Provide an exact copy of the data, excluding the images.

Records from a data source:
+ + +
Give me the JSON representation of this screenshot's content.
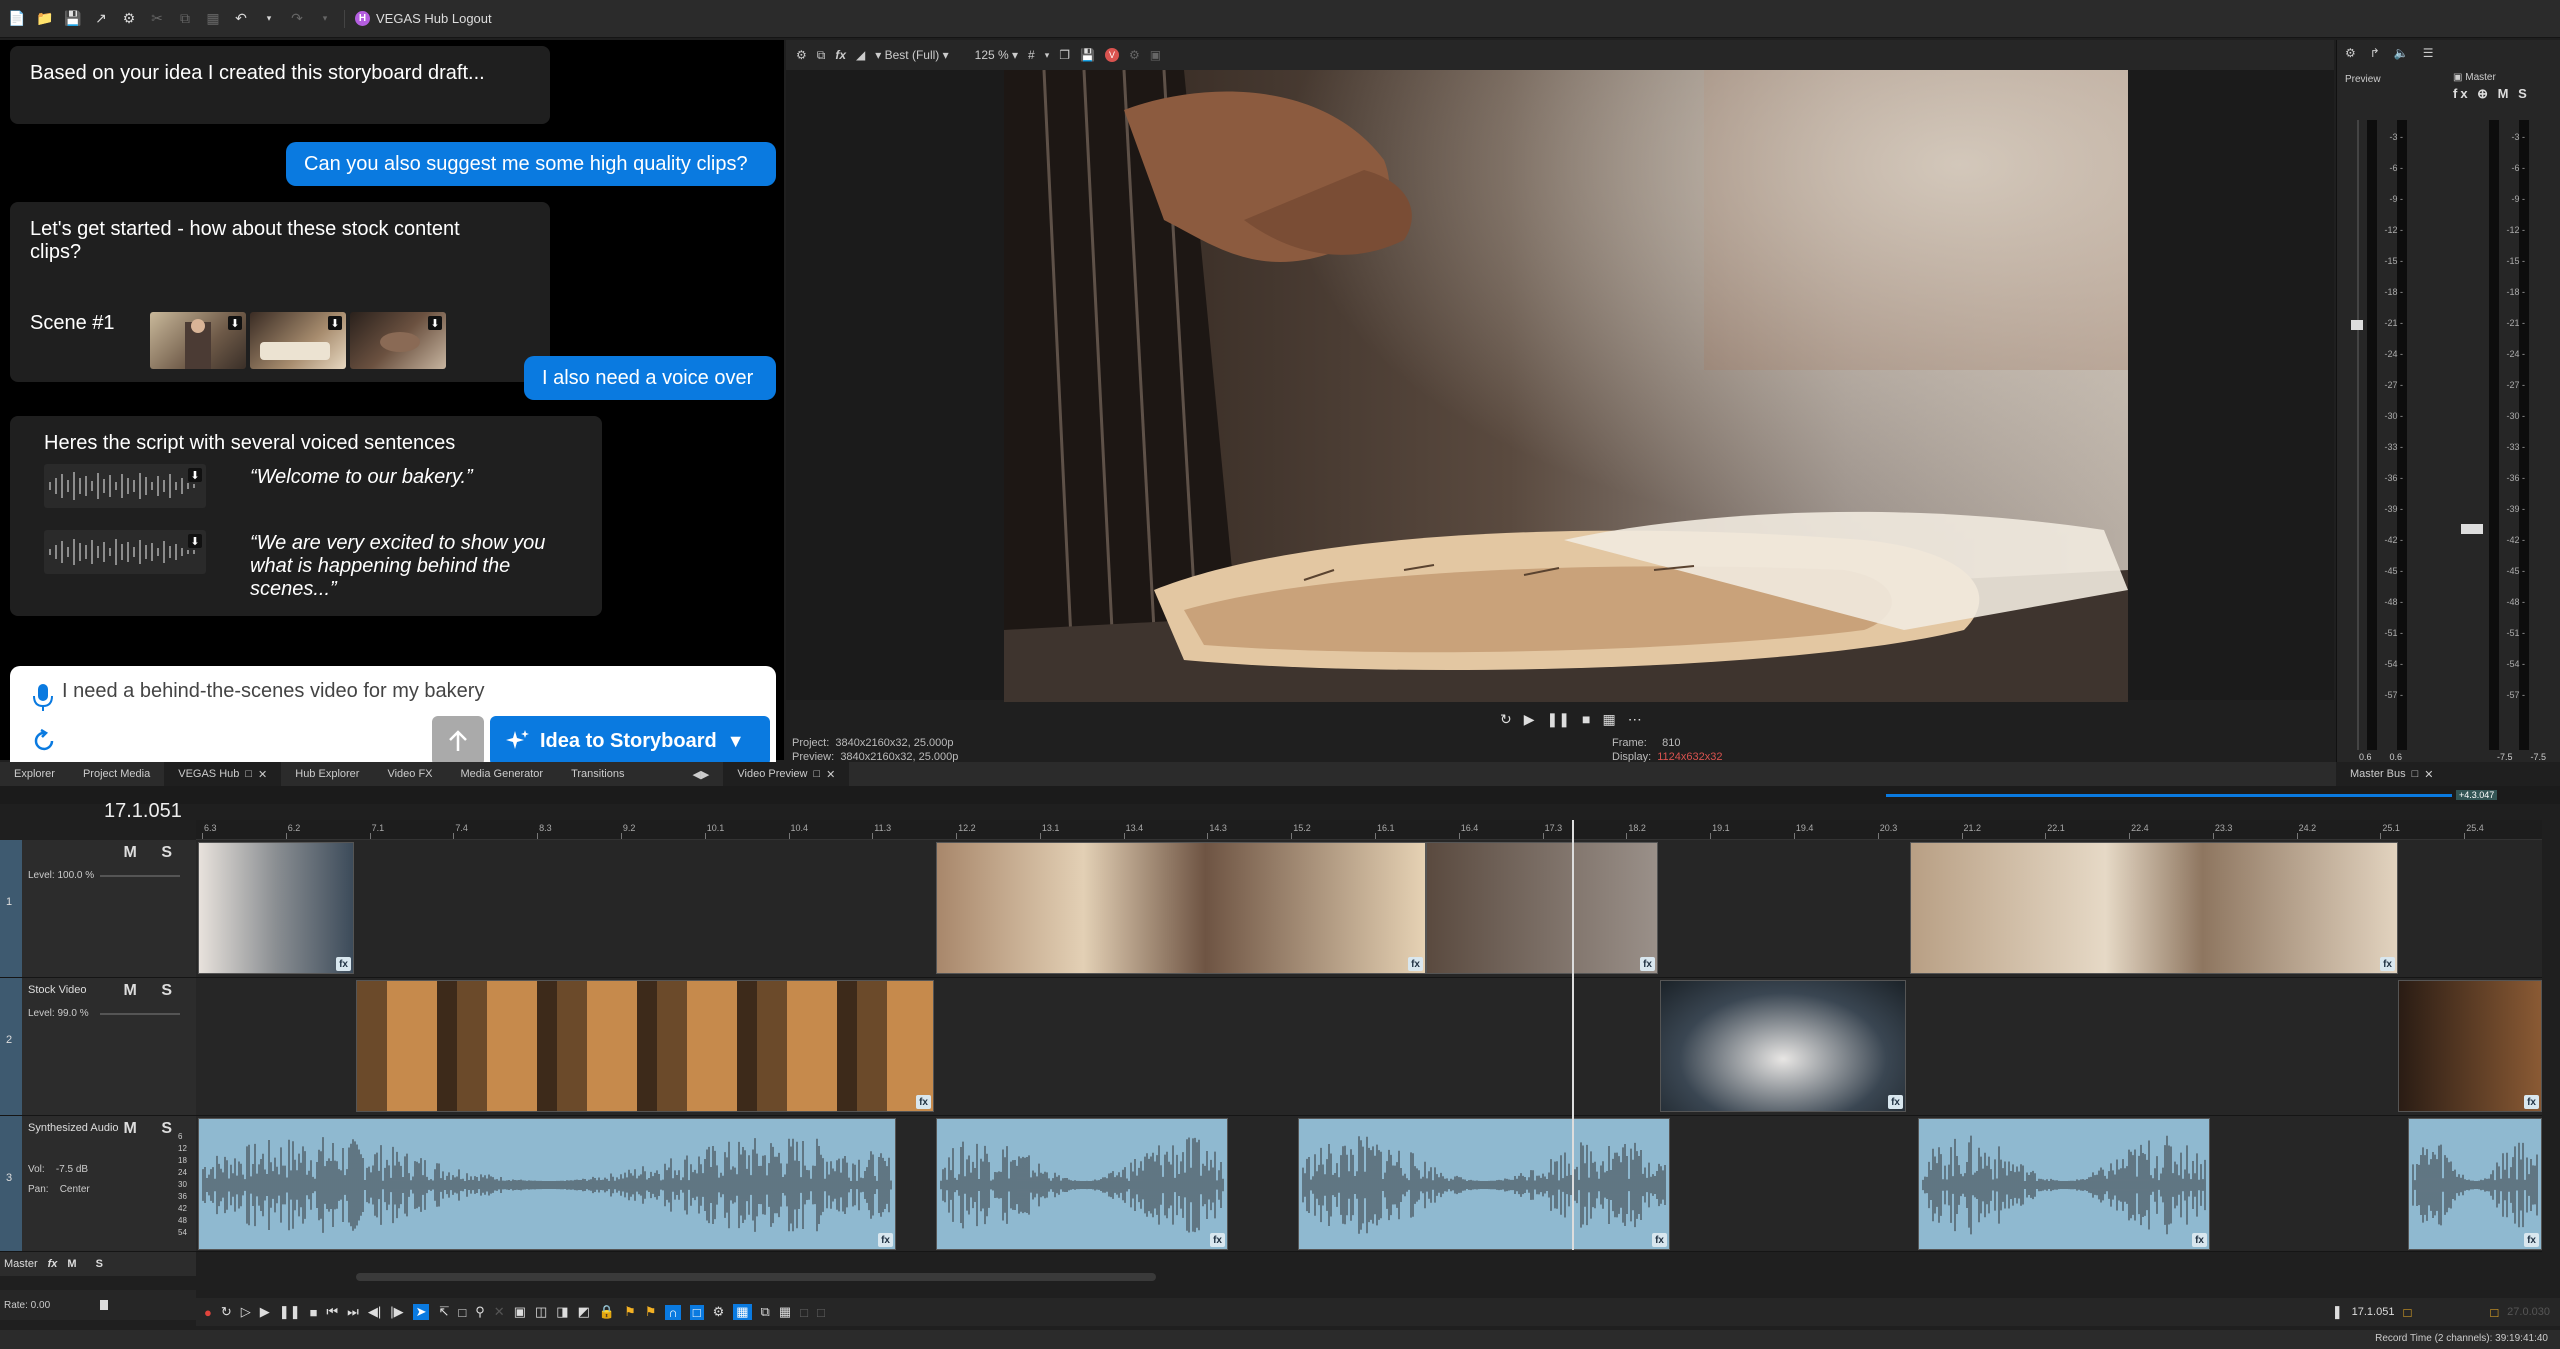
{
  "toolbar": {
    "hub_logout_label": "VEGAS Hub Logout",
    "hub_icon_letter": "H"
  },
  "chat": {
    "messages": [
      {
        "role": "assistant",
        "text": "Based on your idea I created this storyboard draft..."
      },
      {
        "role": "user",
        "text": "Can you also suggest me some high quality clips?"
      },
      {
        "role": "assistant",
        "text": "Let's get started - how about these stock content clips?",
        "scene_label": "Scene #1"
      },
      {
        "role": "user",
        "text": "I also need a voice over"
      },
      {
        "role": "assistant",
        "text": "Heres the script with several voiced sentences",
        "voice_lines": [
          "“Welcome to our bakery.”",
          "“We are very excited to show you what is happening behind the scenes...”"
        ]
      }
    ],
    "input_value": "I need a behind-the-scenes video for my bakery",
    "primary_button_label": "Idea to Storyboard"
  },
  "preview": {
    "quality": "Best (Full)",
    "zoom": "125 %",
    "project_label": "Project:",
    "project_value": "3840x2160x32, 25.000p",
    "preview_label": "Preview:",
    "preview_value": "3840x2160x32, 25.000p",
    "frame_label": "Frame:",
    "frame_value": "810",
    "display_label": "Display:",
    "display_value": "1124x632x32"
  },
  "master_bus": {
    "preview_label": "Preview",
    "master_label": "Master",
    "scale": [
      "3",
      "6",
      "9",
      "12",
      "15",
      "18",
      "21",
      "24",
      "27",
      "30",
      "33",
      "36",
      "39",
      "42",
      "45",
      "48",
      "51",
      "54",
      "57"
    ],
    "left_readout": [
      "0.6",
      "0.6"
    ],
    "right_readout": [
      "-7.5",
      "-7.5"
    ],
    "tab_label": "Master Bus"
  },
  "tabs": [
    "Explorer",
    "Project Media",
    "VEGAS Hub",
    "Hub Explorer",
    "Video FX",
    "Media Generator",
    "Transitions"
  ],
  "preview_tab": "Video Preview",
  "timeline": {
    "timecode": "17.1.051",
    "ruler_labels": [
      "6.3",
      "6.2",
      "7.1",
      "7.4",
      "8.3",
      "9.2",
      "10.1",
      "10.4",
      "11.3",
      "12.2",
      "13.1",
      "13.4",
      "14.3",
      "15.2",
      "16.1",
      "16.4",
      "17.3",
      "18.2",
      "19.1",
      "19.4",
      "20.3",
      "21.2",
      "22.1",
      "22.4",
      "23.3",
      "24.2",
      "25.1",
      "25.4"
    ],
    "selection_label": "+4.3.047",
    "tracks": [
      {
        "num": "1",
        "name": "",
        "level": "Level: 100.0 %"
      },
      {
        "num": "2",
        "name": "Stock Video",
        "level": "Level: 99.0 %"
      },
      {
        "num": "3",
        "name": "Synthesized Audio",
        "vol": "Vol:",
        "vol_value": "-7.5 dB",
        "pan": "Pan:",
        "pan_value": "Center",
        "scale": [
          "6",
          "12",
          "18",
          "24",
          "30",
          "36",
          "42",
          "48",
          "54"
        ]
      }
    ],
    "ms_labels": "M S",
    "master_label": "Master",
    "rate_label": "Rate: 0.00",
    "fx_label": "fx",
    "end_time": "17.1.051",
    "ghost_time": "27.0.030",
    "record_time": "Record Time (2 channels): 39:19:41:40"
  },
  "colors": {
    "accent": "#0a7ae0",
    "audio_clip": "#8fb9d0",
    "track_num": "#3e5a70",
    "display_value": "#d9534f"
  }
}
+ + +
RESPONSE TO THE TASK:
Give me the JSON representation of this screenshot's content.
{
  "toolbar": {
    "hub_logout_label": "VEGAS Hub Logout",
    "hub_icon_letter": "H"
  },
  "chat": {
    "messages": [
      {
        "role": "assistant",
        "text": "Based on your idea I created this storyboard draft..."
      },
      {
        "role": "user",
        "text": "Can you also suggest me some high quality clips?"
      },
      {
        "role": "assistant",
        "text": "Let's get started - how about these stock content clips?",
        "scene_label": "Scene #1"
      },
      {
        "role": "user",
        "text": "I also need a voice over"
      },
      {
        "role": "assistant",
        "text": "Heres the script with several voiced sentences",
        "voice_lines": [
          "“Welcome to our bakery.”",
          "“We are very excited to show you what is happening behind the scenes...”"
        ]
      }
    ],
    "input_value": "I need a behind-the-scenes video for my bakery",
    "primary_button_label": "Idea to Storyboard"
  },
  "preview": {
    "quality": "Best (Full)",
    "zoom": "125 %",
    "project_label": "Project:",
    "project_value": "3840x2160x32, 25.000p",
    "preview_label": "Preview:",
    "preview_value": "3840x2160x32, 25.000p",
    "frame_label": "Frame:",
    "frame_value": "810",
    "display_label": "Display:",
    "display_value": "1124x632x32"
  },
  "master_bus": {
    "preview_label": "Preview",
    "master_label": "Master",
    "scale": [
      "3",
      "6",
      "9",
      "12",
      "15",
      "18",
      "21",
      "24",
      "27",
      "30",
      "33",
      "36",
      "39",
      "42",
      "45",
      "48",
      "51",
      "54",
      "57"
    ],
    "left_readout": [
      "0.6",
      "0.6"
    ],
    "right_readout": [
      "-7.5",
      "-7.5"
    ],
    "tab_label": "Master Bus"
  },
  "tabs": [
    "Explorer",
    "Project Media",
    "VEGAS Hub",
    "Hub Explorer",
    "Video FX",
    "Media Generator",
    "Transitions"
  ],
  "preview_tab": "Video Preview",
  "timeline": {
    "timecode": "17.1.051",
    "ruler_labels": [
      "6.3",
      "6.2",
      "7.1",
      "7.4",
      "8.3",
      "9.2",
      "10.1",
      "10.4",
      "11.3",
      "12.2",
      "13.1",
      "13.4",
      "14.3",
      "15.2",
      "16.1",
      "16.4",
      "17.3",
      "18.2",
      "19.1",
      "19.4",
      "20.3",
      "21.2",
      "22.1",
      "22.4",
      "23.3",
      "24.2",
      "25.1",
      "25.4"
    ],
    "selection_label": "+4.3.047",
    "tracks": [
      {
        "num": "1",
        "name": "",
        "level": "Level: 100.0 %"
      },
      {
        "num": "2",
        "name": "Stock Video",
        "level": "Level: 99.0 %"
      },
      {
        "num": "3",
        "name": "Synthesized Audio",
        "vol": "Vol:",
        "vol_value": "-7.5 dB",
        "pan": "Pan:",
        "pan_value": "Center",
        "scale": [
          "6",
          "12",
          "18",
          "24",
          "30",
          "36",
          "42",
          "48",
          "54"
        ]
      }
    ],
    "ms_labels": "M S",
    "master_label": "Master",
    "rate_label": "Rate: 0.00",
    "fx_label": "fx",
    "end_time": "17.1.051",
    "ghost_time": "27.0.030",
    "record_time": "Record Time (2 channels): 39:19:41:40"
  },
  "colors": {
    "accent": "#0a7ae0",
    "audio_clip": "#8fb9d0",
    "track_num": "#3e5a70",
    "display_value": "#d9534f"
  }
}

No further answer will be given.